Horses are not just smart; they are learning machines. They scout for cues everywhere and soak up information. Once acquired, new knowledge sticks to a horse’s brain like superglue. If there’s a problem with equine learning, it’s that horses learn too quickly---and forget too poorly---to accommodate human errors.
In equine environments, horses remember where freshwater and grass are located, what times of year such resources are available, where the best shelter is found and how to get to it. They learn where every horse in their group ranks in the social hierarchy and know complex kin relationships and behavioral rules within an entire herd. They recognize the distinct smell of each animal in their environment, not just different species but also different individuals within a species. They recall which situations to avoid, and they don’t forget events that caused them fear.
In human environments, horses learn the sounds and sights of various car engines and horse trailers. They demonstrate their facility at either ramp loading or step-up entry. They recognize our faces, voices and clothes. They learn to associate verbal commands with specific behaviors, they know their own tack, they remember the meaning of 10,000 almost imperceptible body aids. Greet a horse you haven’t seen in 10 years, and he will remember you. For many of these feats, no instruction is needed: Just stand back and watch the flypaper of a horse’s mind capture everything that gets near it.
But when it comes to mutual performance within a horse-and-human team, animals need help. Each one is saying silently, “Please, teach me what I need to know, show me what you want.” By nature, they use their heightened sensitivity to body language in seeking the tiniest signals. They assume each one has meaning if only they can crack the code. Given a handler who uses the same cues consistently to achieve a given response, horses parse out human expectations the way bears find honey.

**Dataset content**:
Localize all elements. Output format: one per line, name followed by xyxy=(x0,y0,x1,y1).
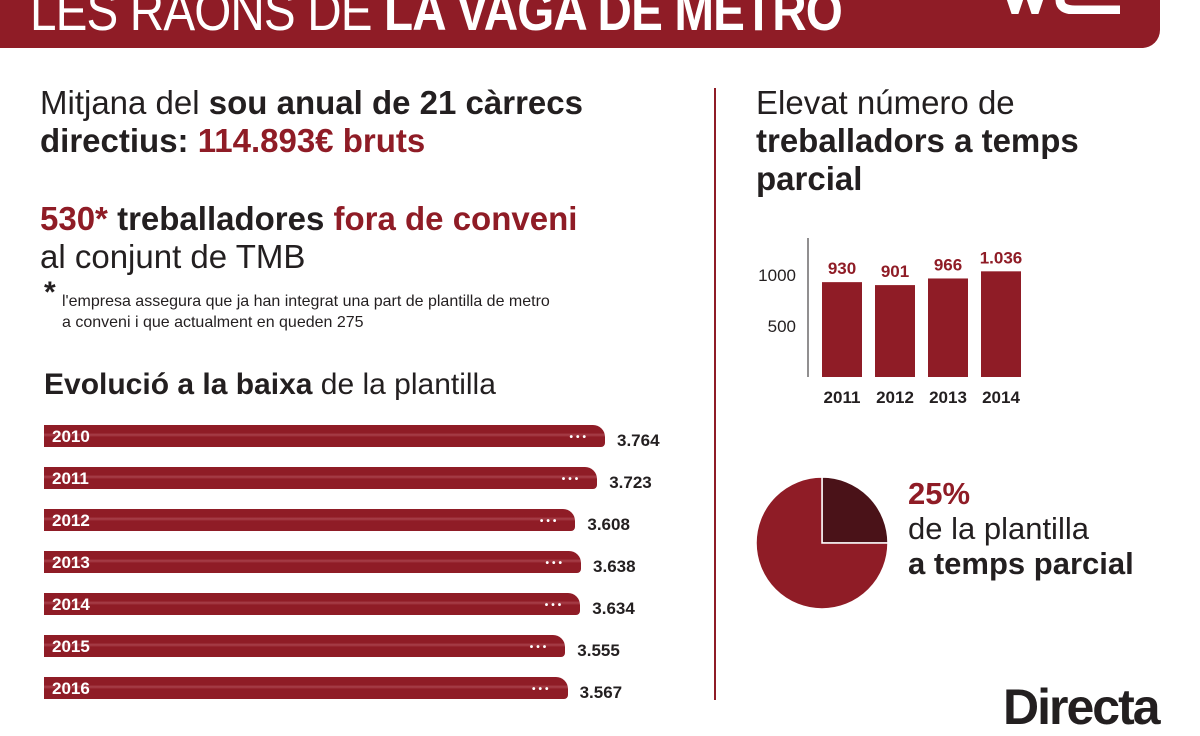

**Goal A**:
Answer these from the passage on how horses learn, one line each:
(i) What do horses recognize about each animal in their environment?
(ii) How many almost imperceptible body aids do horses remember the meaning of?
(iii) What do horses assume about each of the tiniest signals they seek?
**Goal B**:
Continue the passage on how horses learn from its final sentence.
The data shown here was taken from a separate source.

**Exercise answer A**:
(i) Horses recognize the distinct smell of each animal, covering both different species and different individuals within a species.
(ii) Horses remember the meaning of 10,000 body aids.
(iii) Horses assume each signal has meaning if only they can crack the code.

**Exercise answer B**:
The trouble is that we humans are not as precise with our cues, or as clear in our expectations, as horses need us to be. We send mixed messages and reward bad behavior inadvertently, not realizing that our mounts just made a permanent connection between, oh say, rearing and resting.
We often fumble when choosing cues or in delivering them. We may not remember exactly which behavior a cue instigates. We generalize far more than our horses do---to us, the almost correct cue is close enough. But horses don’t have human levels of categorical perception. They learn each cue and response as a separate instance, with exacting detail. To horses, little differences have big meanings.
Many people think they’ve got to change course if a horse doesn’t respond to a signal the first time. But more cues, different cues, only make the problem worse. Instead, just ask again in the same way you have asked before. The cleanest and most consistent cues work best.
If the horse is paying attention, knows the signal, and can perform the requested behavior, he will. If not, you need to take a step back and teach the horse more clearly what you expect. If he doesn’t catch on after repeated tries, something’s wrong. And usually it’s the lesson, the timing, the teacher or the task.
TYPES OF EQUINE LEARNING
When we try to teach a flighty beast manners or maneuvers, it helps to know how his brain learns. We can then adapt lessons to match the brain processes at work. In general, the basis of all learning is neural connection. Allow me to oversimplify: A group of neurons that represents water activates at the same time as a group of neurons that represents lever-pushing. They form a weak connection that strengthens with use. Soon the horse knows that pushing the lever on an automatic waterer makes water arrive. In brain science, we say, “Cells that fire together, wire together.” Eventually, the connection gets so strong that learned behavior becomes automatic. Using neural connection as a physiological basis, horses pick up knowledge in six basic ways: Association, Consequence, Observation, Emotion, Problem-solving and Testing.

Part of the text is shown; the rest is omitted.